[YOUR INSTRUCTIONS] Omit every picture and output the rest of the records exactly as they are.

## start INPUT ROWS

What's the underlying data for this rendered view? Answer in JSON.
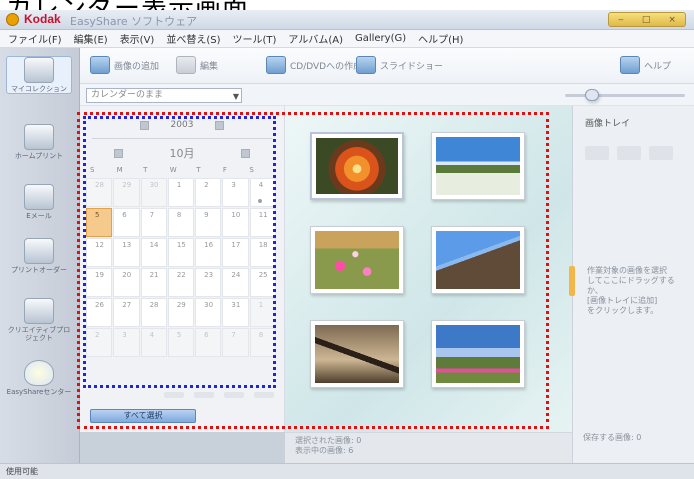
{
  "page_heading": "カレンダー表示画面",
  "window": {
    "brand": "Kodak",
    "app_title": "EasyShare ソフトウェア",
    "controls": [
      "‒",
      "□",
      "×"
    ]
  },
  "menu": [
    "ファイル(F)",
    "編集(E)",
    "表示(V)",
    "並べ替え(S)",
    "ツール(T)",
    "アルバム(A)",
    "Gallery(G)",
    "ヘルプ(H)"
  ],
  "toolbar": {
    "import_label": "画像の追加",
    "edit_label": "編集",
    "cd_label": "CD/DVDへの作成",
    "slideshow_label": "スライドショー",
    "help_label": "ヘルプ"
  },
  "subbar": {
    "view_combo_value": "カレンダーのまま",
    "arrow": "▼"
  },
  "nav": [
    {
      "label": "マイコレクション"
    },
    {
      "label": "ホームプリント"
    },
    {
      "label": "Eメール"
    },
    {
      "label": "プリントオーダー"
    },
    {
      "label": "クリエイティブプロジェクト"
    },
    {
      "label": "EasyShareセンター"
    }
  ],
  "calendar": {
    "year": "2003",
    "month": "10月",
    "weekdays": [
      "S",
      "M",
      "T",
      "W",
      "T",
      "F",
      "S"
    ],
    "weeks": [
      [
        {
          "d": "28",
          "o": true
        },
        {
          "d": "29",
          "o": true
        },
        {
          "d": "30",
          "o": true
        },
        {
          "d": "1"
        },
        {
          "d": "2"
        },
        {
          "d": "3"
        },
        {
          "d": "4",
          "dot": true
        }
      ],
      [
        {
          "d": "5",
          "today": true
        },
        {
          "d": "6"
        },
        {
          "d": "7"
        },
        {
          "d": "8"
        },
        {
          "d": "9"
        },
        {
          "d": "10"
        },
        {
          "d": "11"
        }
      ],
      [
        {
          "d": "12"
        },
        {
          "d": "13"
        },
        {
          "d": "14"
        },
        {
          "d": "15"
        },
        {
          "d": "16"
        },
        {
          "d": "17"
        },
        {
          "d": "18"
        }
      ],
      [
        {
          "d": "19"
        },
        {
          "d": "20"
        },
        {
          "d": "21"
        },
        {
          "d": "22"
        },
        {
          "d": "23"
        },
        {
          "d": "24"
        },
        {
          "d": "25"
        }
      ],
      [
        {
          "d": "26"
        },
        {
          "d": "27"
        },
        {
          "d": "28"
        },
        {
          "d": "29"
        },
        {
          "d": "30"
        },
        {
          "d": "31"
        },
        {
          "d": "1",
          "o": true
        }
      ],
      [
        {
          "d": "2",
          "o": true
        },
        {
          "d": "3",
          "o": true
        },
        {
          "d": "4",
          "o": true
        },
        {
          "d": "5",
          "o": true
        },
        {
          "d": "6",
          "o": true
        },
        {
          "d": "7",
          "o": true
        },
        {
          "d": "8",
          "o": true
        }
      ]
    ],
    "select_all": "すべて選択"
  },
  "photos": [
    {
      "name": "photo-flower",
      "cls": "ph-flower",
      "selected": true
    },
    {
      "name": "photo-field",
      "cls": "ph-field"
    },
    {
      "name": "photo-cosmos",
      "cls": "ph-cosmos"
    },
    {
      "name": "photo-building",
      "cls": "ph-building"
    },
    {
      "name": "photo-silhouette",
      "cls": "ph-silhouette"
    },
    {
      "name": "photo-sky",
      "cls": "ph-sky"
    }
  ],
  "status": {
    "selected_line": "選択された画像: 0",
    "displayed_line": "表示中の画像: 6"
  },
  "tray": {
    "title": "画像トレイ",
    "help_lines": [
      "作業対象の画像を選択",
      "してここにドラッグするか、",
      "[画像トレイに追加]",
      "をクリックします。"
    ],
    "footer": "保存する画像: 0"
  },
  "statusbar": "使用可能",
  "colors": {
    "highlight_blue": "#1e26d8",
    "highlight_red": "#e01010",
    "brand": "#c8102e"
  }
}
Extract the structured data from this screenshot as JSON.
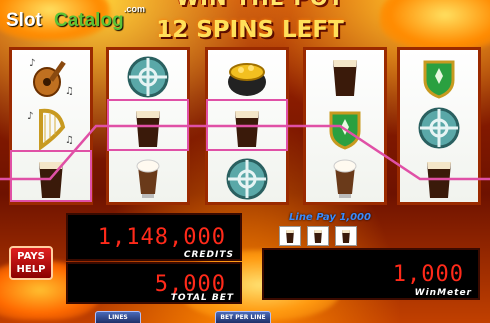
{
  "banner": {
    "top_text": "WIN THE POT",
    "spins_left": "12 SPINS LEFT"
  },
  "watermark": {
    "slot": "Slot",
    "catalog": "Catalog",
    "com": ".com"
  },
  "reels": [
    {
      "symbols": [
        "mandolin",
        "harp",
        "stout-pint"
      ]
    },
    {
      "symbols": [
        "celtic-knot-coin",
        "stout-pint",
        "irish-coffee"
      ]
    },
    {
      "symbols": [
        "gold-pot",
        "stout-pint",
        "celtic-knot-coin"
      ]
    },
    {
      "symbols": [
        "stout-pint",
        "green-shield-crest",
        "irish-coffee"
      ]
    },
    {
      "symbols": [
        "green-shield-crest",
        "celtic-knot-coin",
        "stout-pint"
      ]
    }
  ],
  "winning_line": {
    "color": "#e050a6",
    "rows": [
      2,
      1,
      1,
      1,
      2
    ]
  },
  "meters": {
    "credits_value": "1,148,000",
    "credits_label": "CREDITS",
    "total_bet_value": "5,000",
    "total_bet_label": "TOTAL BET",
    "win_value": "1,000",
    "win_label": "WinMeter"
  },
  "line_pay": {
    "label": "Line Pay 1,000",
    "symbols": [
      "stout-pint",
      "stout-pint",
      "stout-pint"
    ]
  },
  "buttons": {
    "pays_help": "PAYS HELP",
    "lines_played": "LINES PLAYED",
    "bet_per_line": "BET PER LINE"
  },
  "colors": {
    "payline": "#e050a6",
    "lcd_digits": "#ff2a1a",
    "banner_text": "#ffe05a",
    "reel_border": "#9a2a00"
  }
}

## end INPUT ROWS

[EXERCISE RESULT]
What's the underlying data for this rendered view? Answer in JSON.
{
  "page_heading": "カレンダー表示画面",
  "window": {
    "brand": "Kodak",
    "app_title": "EasyShare ソフトウェア",
    "controls": [
      "‒",
      "□",
      "×"
    ]
  },
  "menu": [
    "ファイル(F)",
    "編集(E)",
    "表示(V)",
    "並べ替え(S)",
    "ツール(T)",
    "アルバム(A)",
    "Gallery(G)",
    "ヘルプ(H)"
  ],
  "toolbar": {
    "import_label": "画像の追加",
    "edit_label": "編集",
    "cd_label": "CD/DVDへの作成",
    "slideshow_label": "スライドショー",
    "help_label": "ヘルプ"
  },
  "subbar": {
    "view_combo_value": "カレンダーのまま",
    "arrow": "▼"
  },
  "nav": [
    {
      "label": "マイコレクション"
    },
    {
      "label": "ホームプリント"
    },
    {
      "label": "Eメール"
    },
    {
      "label": "プリントオーダー"
    },
    {
      "label": "クリエイティブプロジェクト"
    },
    {
      "label": "EasyShareセンター"
    }
  ],
  "calendar": {
    "year": "2003",
    "month": "10月",
    "weekdays": [
      "S",
      "M",
      "T",
      "W",
      "T",
      "F",
      "S"
    ],
    "weeks": [
      [
        {
          "d": "28",
          "o": true
        },
        {
          "d": "29",
          "o": true
        },
        {
          "d": "30",
          "o": true
        },
        {
          "d": "1"
        },
        {
          "d": "2"
        },
        {
          "d": "3"
        },
        {
          "d": "4",
          "dot": true
        }
      ],
      [
        {
          "d": "5",
          "today": true
        },
        {
          "d": "6"
        },
        {
          "d": "7"
        },
        {
          "d": "8"
        },
        {
          "d": "9"
        },
        {
          "d": "10"
        },
        {
          "d": "11"
        }
      ],
      [
        {
          "d": "12"
        },
        {
          "d": "13"
        },
        {
          "d": "14"
        },
        {
          "d": "15"
        },
        {
          "d": "16"
        },
        {
          "d": "17"
        },
        {
          "d": "18"
        }
      ],
      [
        {
          "d": "19"
        },
        {
          "d": "20"
        },
        {
          "d": "21"
        },
        {
          "d": "22"
        },
        {
          "d": "23"
        },
        {
          "d": "24"
        },
        {
          "d": "25"
        }
      ],
      [
        {
          "d": "26"
        },
        {
          "d": "27"
        },
        {
          "d": "28"
        },
        {
          "d": "29"
        },
        {
          "d": "30"
        },
        {
          "d": "31"
        },
        {
          "d": "1",
          "o": true
        }
      ],
      [
        {
          "d": "2",
          "o": true
        },
        {
          "d": "3",
          "o": true
        },
        {
          "d": "4",
          "o": true
        },
        {
          "d": "5",
          "o": true
        },
        {
          "d": "6",
          "o": true
        },
        {
          "d": "7",
          "o": true
        },
        {
          "d": "8",
          "o": true
        }
      ]
    ],
    "select_all": "すべて選択"
  },
  "photos": [
    {
      "name": "photo-flower",
      "cls": "ph-flower",
      "selected": true
    },
    {
      "name": "photo-field",
      "cls": "ph-field"
    },
    {
      "name": "photo-cosmos",
      "cls": "ph-cosmos"
    },
    {
      "name": "photo-building",
      "cls": "ph-building"
    },
    {
      "name": "photo-silhouette",
      "cls": "ph-silhouette"
    },
    {
      "name": "photo-sky",
      "cls": "ph-sky"
    }
  ],
  "status": {
    "selected_line": "選択された画像: 0",
    "displayed_line": "表示中の画像: 6"
  },
  "tray": {
    "title": "画像トレイ",
    "help_lines": [
      "作業対象の画像を選択",
      "してここにドラッグするか、",
      "[画像トレイに追加]",
      "をクリックします。"
    ],
    "footer": "保存する画像: 0"
  },
  "statusbar": "使用可能",
  "colors": {
    "highlight_blue": "#1e26d8",
    "highlight_red": "#e01010",
    "brand": "#c8102e"
  }
}
Extract the structured data from this screenshot as JSON.
{
  "banner": {
    "top_text": "WIN THE POT",
    "spins_left": "12 SPINS LEFT"
  },
  "watermark": {
    "slot": "Slot",
    "catalog": "Catalog",
    "com": ".com"
  },
  "reels": [
    {
      "symbols": [
        "mandolin",
        "harp",
        "stout-pint"
      ]
    },
    {
      "symbols": [
        "celtic-knot-coin",
        "stout-pint",
        "irish-coffee"
      ]
    },
    {
      "symbols": [
        "gold-pot",
        "stout-pint",
        "celtic-knot-coin"
      ]
    },
    {
      "symbols": [
        "stout-pint",
        "green-shield-crest",
        "irish-coffee"
      ]
    },
    {
      "symbols": [
        "green-shield-crest",
        "celtic-knot-coin",
        "stout-pint"
      ]
    }
  ],
  "winning_line": {
    "color": "#e050a6",
    "rows": [
      2,
      1,
      1,
      1,
      2
    ]
  },
  "meters": {
    "credits_value": "1,148,000",
    "credits_label": "CREDITS",
    "total_bet_value": "5,000",
    "total_bet_label": "TOTAL BET",
    "win_value": "1,000",
    "win_label": "WinMeter"
  },
  "line_pay": {
    "label": "Line Pay 1,000",
    "symbols": [
      "stout-pint",
      "stout-pint",
      "stout-pint"
    ]
  },
  "buttons": {
    "pays_help": "PAYS HELP",
    "lines_played": "LINES PLAYED",
    "bet_per_line": "BET PER LINE"
  },
  "colors": {
    "payline": "#e050a6",
    "lcd_digits": "#ff2a1a",
    "banner_text": "#ffe05a",
    "reel_border": "#9a2a00"
  }
}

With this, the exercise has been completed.